§ **SET PROBLEM**: List, from the lines below, each one with "cara" in it.

Extracted data entries
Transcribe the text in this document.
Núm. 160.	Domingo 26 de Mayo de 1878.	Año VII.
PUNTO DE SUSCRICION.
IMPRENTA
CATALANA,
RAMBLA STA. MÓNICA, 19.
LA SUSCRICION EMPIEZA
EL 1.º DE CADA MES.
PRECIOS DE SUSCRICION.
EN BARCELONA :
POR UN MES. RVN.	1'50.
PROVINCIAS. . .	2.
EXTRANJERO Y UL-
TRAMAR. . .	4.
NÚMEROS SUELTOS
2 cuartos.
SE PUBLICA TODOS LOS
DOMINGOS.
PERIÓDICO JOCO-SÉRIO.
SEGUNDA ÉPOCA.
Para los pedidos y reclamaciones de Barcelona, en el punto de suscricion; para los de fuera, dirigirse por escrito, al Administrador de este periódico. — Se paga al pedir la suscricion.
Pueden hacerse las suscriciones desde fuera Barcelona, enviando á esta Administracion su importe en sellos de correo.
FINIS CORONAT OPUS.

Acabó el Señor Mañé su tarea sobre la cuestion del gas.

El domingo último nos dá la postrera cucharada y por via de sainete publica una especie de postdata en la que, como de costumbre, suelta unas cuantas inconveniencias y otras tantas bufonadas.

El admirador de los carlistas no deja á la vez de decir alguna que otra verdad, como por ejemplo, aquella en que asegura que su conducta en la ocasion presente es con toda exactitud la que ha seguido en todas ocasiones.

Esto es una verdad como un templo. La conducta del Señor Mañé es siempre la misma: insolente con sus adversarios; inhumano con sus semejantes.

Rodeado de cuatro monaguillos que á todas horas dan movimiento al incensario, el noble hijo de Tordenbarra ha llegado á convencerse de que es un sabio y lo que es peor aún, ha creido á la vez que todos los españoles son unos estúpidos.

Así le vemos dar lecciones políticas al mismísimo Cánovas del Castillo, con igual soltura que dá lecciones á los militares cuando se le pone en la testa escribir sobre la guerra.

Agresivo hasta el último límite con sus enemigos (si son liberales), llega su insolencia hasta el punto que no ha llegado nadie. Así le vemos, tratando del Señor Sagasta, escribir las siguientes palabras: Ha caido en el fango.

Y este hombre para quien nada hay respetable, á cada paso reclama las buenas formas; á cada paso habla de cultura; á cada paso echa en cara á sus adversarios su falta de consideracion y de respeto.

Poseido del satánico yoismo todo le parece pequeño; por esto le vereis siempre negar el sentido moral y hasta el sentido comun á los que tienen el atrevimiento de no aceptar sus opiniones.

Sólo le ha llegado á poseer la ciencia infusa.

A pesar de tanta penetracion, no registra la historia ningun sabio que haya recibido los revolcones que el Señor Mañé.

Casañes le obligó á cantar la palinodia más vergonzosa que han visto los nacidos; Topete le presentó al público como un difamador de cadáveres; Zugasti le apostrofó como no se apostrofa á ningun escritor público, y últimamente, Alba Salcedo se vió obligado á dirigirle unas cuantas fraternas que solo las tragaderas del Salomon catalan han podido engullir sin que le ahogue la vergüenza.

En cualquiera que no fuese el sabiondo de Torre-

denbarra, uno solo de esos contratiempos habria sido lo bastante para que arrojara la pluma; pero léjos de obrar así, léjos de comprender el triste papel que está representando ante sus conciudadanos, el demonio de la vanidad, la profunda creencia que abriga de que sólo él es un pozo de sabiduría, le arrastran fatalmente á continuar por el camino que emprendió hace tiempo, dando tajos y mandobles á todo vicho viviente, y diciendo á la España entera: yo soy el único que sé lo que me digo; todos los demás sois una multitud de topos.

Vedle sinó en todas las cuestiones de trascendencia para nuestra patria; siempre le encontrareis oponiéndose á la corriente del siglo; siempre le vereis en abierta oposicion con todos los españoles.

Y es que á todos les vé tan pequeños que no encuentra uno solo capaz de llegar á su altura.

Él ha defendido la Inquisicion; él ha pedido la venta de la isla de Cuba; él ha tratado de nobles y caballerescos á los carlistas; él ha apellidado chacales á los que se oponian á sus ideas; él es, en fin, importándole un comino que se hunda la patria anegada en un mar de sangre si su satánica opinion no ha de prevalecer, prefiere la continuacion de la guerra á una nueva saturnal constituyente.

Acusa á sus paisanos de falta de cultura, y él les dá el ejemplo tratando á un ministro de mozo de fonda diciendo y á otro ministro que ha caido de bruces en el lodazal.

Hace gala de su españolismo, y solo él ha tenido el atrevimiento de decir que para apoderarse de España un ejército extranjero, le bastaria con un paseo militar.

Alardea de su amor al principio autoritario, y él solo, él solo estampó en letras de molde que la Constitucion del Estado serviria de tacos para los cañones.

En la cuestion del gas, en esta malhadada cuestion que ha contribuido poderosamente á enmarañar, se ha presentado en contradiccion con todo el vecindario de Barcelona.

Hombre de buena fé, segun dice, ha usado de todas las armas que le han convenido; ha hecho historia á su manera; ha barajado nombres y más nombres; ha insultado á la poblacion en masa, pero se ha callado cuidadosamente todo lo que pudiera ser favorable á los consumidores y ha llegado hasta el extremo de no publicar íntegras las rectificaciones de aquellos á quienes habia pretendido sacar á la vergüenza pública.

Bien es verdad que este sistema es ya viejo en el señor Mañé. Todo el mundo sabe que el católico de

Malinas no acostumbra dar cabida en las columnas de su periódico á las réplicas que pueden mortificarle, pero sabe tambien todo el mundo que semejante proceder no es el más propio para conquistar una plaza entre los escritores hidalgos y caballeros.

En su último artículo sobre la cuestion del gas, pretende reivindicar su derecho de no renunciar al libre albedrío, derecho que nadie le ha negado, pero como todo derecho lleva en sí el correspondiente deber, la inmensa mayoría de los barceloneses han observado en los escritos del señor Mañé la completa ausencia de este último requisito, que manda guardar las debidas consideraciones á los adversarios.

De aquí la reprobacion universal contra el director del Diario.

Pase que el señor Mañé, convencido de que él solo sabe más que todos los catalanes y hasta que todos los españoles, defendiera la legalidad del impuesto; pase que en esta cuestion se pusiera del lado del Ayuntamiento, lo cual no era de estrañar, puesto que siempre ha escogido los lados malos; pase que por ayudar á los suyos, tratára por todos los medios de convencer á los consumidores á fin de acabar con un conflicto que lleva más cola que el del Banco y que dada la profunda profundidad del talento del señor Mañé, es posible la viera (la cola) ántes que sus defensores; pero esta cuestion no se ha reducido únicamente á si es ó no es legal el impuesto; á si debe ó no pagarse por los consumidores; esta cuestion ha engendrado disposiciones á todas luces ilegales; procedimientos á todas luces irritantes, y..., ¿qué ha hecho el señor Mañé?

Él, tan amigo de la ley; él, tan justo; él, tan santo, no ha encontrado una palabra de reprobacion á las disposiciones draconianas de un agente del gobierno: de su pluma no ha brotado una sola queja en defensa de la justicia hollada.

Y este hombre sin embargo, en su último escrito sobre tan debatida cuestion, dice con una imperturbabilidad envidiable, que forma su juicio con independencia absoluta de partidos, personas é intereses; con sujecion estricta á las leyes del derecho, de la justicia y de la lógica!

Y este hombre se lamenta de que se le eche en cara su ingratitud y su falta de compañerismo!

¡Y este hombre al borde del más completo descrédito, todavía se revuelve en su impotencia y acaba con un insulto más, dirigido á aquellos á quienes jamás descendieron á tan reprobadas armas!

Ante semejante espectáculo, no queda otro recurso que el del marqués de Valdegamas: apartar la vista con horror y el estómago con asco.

* * *

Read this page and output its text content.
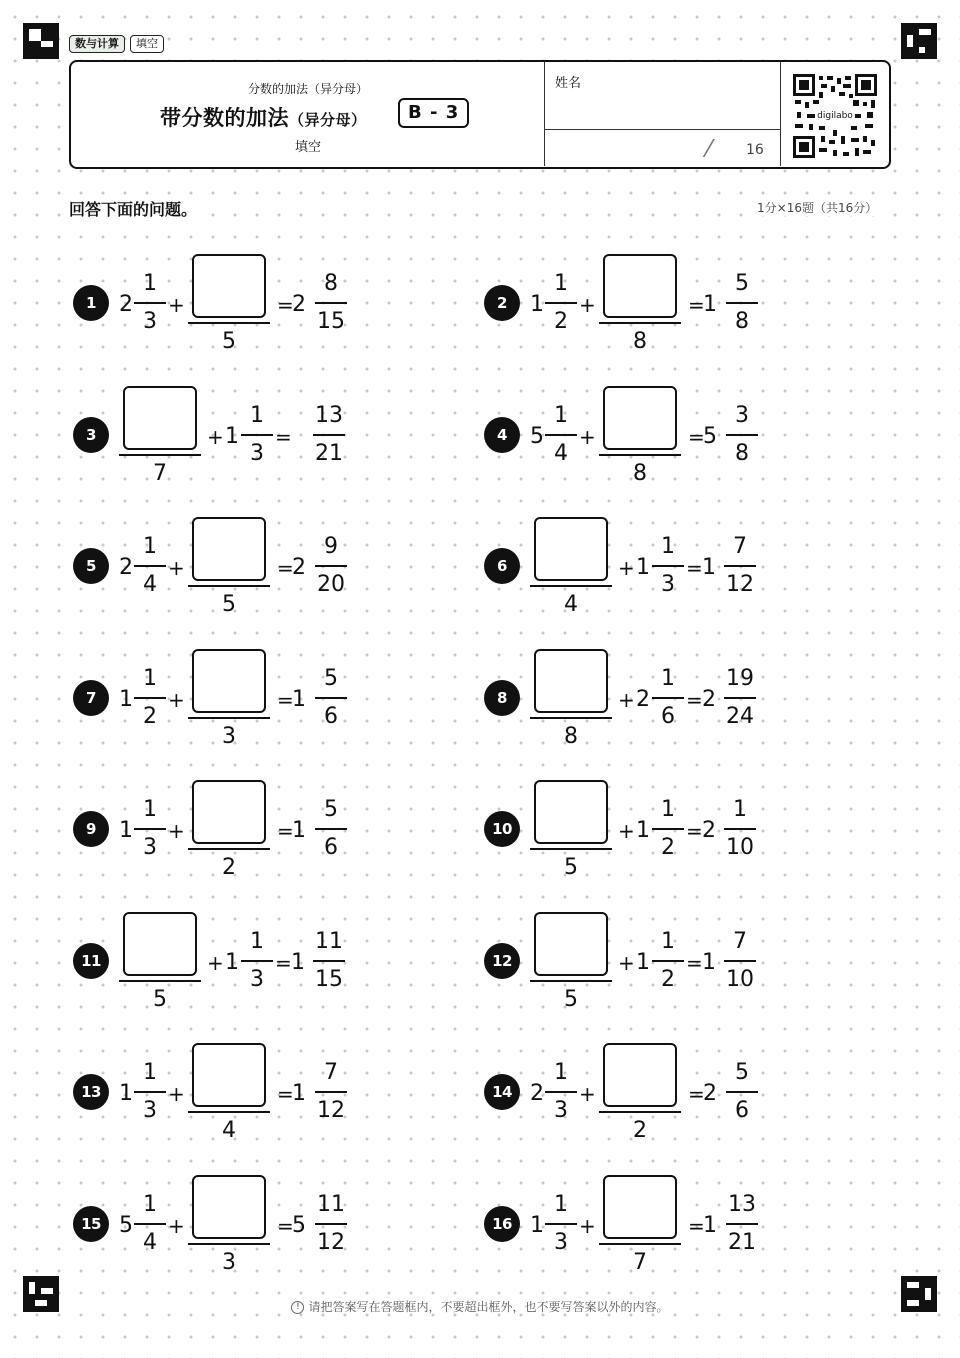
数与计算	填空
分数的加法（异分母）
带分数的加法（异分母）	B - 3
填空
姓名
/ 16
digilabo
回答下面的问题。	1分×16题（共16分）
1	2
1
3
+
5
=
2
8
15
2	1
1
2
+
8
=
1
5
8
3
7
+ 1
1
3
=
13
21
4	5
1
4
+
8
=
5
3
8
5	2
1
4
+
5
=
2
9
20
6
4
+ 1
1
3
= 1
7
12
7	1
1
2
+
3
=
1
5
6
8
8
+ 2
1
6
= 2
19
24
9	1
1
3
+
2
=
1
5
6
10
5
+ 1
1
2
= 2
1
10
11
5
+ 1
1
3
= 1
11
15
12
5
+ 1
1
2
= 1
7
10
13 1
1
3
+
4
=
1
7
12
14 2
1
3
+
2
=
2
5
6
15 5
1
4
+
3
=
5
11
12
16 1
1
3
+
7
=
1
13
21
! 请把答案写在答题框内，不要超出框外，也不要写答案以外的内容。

§ **OUTPUT OF THE EXERCISE**:
Y este hombre para quien nada hay respetable, á cada paso reclama las buenas formas; á cada paso habla de cultura; á cada paso echa en cara á sus adversarios su falta de consideracion y de respeto.
Y este hombre se lamenta de que se le eche en cara su ingratitud y su falta de compañerismo!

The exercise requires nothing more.